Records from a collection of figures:
[Begin]
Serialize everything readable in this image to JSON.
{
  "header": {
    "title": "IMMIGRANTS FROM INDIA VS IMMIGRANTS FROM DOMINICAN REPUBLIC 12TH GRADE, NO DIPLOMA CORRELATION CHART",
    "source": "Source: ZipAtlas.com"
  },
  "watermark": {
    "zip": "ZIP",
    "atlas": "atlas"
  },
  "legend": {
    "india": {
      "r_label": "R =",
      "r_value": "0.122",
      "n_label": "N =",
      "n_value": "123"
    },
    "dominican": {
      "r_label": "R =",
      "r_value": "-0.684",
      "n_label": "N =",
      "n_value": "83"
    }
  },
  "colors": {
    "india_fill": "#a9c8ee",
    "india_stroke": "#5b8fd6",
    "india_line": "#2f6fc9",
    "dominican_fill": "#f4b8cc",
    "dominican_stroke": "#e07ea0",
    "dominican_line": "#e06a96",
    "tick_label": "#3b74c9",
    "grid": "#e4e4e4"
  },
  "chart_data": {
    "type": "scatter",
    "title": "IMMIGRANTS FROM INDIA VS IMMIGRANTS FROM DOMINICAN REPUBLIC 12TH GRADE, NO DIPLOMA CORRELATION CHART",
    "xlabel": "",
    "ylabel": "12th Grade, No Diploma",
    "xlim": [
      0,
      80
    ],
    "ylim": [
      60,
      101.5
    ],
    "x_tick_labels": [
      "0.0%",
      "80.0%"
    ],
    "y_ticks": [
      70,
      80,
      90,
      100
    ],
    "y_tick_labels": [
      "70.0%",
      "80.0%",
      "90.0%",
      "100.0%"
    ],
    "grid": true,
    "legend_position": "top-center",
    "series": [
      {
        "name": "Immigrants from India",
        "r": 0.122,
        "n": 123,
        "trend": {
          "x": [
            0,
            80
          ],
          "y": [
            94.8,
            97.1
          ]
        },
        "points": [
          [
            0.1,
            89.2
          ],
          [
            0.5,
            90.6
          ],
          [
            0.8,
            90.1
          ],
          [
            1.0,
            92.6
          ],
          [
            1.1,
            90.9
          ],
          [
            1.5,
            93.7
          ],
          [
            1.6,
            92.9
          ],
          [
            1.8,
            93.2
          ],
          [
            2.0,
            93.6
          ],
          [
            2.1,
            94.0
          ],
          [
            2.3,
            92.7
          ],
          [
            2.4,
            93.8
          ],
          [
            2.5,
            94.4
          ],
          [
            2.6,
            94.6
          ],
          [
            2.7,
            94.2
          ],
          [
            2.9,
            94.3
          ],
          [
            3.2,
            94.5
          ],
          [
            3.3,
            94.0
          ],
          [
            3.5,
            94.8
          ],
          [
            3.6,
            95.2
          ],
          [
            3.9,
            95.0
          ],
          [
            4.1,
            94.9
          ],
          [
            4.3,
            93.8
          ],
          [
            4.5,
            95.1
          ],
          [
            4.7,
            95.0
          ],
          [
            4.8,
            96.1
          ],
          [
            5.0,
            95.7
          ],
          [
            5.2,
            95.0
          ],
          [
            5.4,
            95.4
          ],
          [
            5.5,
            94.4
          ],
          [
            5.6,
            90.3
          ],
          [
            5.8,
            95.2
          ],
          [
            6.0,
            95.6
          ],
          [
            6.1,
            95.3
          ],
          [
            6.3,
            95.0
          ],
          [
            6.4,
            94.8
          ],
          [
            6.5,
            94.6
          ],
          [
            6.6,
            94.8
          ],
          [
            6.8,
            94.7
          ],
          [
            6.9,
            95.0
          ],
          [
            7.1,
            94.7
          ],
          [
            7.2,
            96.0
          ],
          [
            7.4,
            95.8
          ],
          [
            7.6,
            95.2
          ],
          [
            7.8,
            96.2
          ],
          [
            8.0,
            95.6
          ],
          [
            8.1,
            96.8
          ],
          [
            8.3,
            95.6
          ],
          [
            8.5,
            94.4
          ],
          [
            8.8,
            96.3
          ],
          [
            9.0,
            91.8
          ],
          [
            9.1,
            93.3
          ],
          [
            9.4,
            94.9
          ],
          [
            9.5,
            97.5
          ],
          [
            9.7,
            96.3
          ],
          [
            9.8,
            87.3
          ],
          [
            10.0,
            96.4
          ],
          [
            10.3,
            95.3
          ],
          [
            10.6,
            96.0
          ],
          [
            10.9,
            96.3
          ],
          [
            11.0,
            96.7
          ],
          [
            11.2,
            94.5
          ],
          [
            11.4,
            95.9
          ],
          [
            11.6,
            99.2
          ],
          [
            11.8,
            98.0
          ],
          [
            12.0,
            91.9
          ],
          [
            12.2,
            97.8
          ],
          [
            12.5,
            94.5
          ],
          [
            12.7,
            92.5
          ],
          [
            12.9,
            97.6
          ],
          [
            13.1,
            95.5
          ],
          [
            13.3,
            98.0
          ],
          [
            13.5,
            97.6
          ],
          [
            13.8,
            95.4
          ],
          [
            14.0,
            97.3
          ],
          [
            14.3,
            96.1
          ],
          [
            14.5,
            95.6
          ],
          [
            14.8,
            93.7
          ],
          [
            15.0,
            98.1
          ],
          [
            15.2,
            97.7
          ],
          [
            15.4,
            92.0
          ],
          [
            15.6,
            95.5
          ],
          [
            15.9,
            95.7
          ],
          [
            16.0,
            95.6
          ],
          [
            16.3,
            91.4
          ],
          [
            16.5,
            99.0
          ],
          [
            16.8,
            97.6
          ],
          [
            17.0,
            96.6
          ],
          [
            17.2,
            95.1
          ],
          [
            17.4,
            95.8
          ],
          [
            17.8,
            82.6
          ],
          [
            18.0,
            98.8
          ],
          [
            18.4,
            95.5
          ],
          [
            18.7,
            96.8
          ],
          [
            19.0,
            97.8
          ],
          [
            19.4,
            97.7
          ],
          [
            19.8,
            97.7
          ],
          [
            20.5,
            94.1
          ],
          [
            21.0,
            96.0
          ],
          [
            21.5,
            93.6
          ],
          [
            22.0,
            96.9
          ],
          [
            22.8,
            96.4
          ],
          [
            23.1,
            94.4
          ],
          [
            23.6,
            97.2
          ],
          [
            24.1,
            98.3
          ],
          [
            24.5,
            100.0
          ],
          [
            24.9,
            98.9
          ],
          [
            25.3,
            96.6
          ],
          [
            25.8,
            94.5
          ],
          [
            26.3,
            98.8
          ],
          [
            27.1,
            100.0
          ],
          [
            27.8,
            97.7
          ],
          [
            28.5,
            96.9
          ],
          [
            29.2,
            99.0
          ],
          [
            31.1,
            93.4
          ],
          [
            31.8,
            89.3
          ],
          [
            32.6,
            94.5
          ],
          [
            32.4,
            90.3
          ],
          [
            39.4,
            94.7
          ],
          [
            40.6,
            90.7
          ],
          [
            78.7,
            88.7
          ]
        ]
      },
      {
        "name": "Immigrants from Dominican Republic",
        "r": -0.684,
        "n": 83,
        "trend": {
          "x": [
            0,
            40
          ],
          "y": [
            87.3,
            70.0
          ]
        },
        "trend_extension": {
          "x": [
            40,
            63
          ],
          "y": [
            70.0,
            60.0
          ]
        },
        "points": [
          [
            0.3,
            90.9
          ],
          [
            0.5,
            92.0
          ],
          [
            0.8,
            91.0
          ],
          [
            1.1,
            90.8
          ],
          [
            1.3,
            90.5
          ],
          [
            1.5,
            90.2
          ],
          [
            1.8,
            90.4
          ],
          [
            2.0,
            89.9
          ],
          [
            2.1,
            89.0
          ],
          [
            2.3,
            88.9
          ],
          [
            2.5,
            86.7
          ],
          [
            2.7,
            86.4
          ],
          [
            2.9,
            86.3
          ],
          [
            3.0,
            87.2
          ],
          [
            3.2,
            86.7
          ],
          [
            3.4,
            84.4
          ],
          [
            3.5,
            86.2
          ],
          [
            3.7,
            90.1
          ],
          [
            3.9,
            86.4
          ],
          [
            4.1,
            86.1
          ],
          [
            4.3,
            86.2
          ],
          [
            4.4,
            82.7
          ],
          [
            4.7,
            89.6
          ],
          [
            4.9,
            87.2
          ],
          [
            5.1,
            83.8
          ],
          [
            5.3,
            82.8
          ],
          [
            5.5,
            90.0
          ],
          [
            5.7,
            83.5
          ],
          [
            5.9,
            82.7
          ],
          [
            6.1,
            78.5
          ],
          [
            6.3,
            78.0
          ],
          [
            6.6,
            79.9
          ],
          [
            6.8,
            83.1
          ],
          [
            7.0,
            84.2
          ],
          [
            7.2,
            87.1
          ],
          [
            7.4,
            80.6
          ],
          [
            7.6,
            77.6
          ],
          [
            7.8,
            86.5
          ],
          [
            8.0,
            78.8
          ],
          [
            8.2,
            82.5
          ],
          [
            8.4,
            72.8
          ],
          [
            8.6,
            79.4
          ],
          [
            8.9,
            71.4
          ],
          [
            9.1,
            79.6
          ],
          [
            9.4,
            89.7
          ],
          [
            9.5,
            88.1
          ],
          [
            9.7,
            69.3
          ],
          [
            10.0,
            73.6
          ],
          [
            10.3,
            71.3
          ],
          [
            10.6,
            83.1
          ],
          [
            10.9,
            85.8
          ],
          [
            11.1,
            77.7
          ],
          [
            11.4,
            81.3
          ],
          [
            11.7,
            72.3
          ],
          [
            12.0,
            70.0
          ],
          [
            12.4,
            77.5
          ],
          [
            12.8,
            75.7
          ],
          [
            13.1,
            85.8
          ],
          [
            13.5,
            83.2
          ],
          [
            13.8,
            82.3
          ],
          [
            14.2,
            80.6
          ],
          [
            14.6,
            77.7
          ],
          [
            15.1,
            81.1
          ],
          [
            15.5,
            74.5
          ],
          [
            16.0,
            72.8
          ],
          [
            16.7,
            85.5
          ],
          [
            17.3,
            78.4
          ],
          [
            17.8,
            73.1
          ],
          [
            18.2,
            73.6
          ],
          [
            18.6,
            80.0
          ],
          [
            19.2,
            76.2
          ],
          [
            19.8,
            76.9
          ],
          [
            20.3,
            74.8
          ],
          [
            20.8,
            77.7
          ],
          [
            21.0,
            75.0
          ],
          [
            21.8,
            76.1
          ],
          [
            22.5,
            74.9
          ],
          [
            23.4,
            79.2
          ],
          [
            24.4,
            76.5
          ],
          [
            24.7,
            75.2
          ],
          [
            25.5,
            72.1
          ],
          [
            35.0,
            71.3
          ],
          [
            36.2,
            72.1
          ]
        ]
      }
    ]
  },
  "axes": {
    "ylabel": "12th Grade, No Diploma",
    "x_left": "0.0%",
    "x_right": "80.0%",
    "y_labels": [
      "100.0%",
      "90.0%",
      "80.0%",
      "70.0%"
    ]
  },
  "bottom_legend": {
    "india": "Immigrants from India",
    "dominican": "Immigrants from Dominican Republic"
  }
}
[End]
* **Set task**
Look through the listing above. Pick out each line with "name" and copy it.

* **Output**
        "name": "Immigrants from India",
        "name": "Immigrants from Dominican Republic",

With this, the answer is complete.